===== DATA PROVIDED

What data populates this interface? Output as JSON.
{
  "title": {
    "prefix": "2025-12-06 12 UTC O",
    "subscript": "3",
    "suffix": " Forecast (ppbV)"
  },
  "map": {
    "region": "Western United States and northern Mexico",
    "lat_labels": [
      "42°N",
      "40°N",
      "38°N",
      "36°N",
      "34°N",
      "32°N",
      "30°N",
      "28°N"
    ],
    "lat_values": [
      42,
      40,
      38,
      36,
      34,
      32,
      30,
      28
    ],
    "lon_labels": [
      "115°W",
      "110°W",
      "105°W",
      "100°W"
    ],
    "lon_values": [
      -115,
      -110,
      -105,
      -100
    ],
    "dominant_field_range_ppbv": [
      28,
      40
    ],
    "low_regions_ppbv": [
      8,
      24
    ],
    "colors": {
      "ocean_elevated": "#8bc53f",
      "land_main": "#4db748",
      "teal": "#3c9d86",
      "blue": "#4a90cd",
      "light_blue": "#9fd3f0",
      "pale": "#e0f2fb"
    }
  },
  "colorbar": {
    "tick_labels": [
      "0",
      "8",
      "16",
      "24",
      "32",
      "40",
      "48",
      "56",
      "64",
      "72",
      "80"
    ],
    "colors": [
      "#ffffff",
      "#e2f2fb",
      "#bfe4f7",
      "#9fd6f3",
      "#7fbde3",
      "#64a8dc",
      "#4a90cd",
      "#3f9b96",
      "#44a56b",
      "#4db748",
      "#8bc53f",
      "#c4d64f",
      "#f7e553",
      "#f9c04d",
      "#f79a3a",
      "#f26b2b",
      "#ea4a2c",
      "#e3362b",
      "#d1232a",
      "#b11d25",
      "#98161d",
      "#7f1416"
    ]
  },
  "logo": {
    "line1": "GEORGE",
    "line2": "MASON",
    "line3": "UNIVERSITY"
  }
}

==========

» **WRITTEN EXERCISE**
Copy the material above, line for line.

» **ANSWER TO THE TASK**
What data populates this interface? Output as JSON.
{
  "title": {
    "prefix": "2025-12-06 12 UTC O",
    "subscript": "3",
    "suffix": " Forecast (ppbV)"
  },
  "map": {
    "region": "Western United States and northern Mexico",
    "lat_labels": [
      "42°N",
      "40°N",
      "38°N",
      "36°N",
      "34°N",
      "32°N",
      "30°N",
      "28°N"
    ],
    "lat_values": [
      42,
      40,
      38,
      36,
      34,
      32,
      30,
      28
    ],
    "lon_labels": [
      "115°W",
      "110°W",
      "105°W",
      "100°W"
    ],
    "lon_values": [
      -115,
      -110,
      -105,
      -100
    ],
    "dominant_field_range_ppbv": [
      28,
      40
    ],
    "low_regions_ppbv": [
      8,
      24
    ],
    "colors": {
      "ocean_elevated": "#8bc53f",
      "land_main": "#4db748",
      "teal": "#3c9d86",
      "blue": "#4a90cd",
      "light_blue": "#9fd3f0",
      "pale": "#e0f2fb"
    }
  },
  "colorbar": {
    "tick_labels": [
      "0",
      "8",
      "16",
      "24",
      "32",
      "40",
      "48",
      "56",
      "64",
      "72",
      "80"
    ],
    "colors": [
      "#ffffff",
      "#e2f2fb",
      "#bfe4f7",
      "#9fd6f3",
      "#7fbde3",
      "#64a8dc",
      "#4a90cd",
      "#3f9b96",
      "#44a56b",
      "#4db748",
      "#8bc53f",
      "#c4d64f",
      "#f7e553",
      "#f9c04d",
      "#f79a3a",
      "#f26b2b",
      "#ea4a2c",
      "#e3362b",
      "#d1232a",
      "#b11d25",
      "#98161d",
      "#7f1416"
    ]
  },
  "logo": {
    "line1": "GEORGE",
    "line2": "MASON",
    "line3": "UNIVERSITY"
  }
}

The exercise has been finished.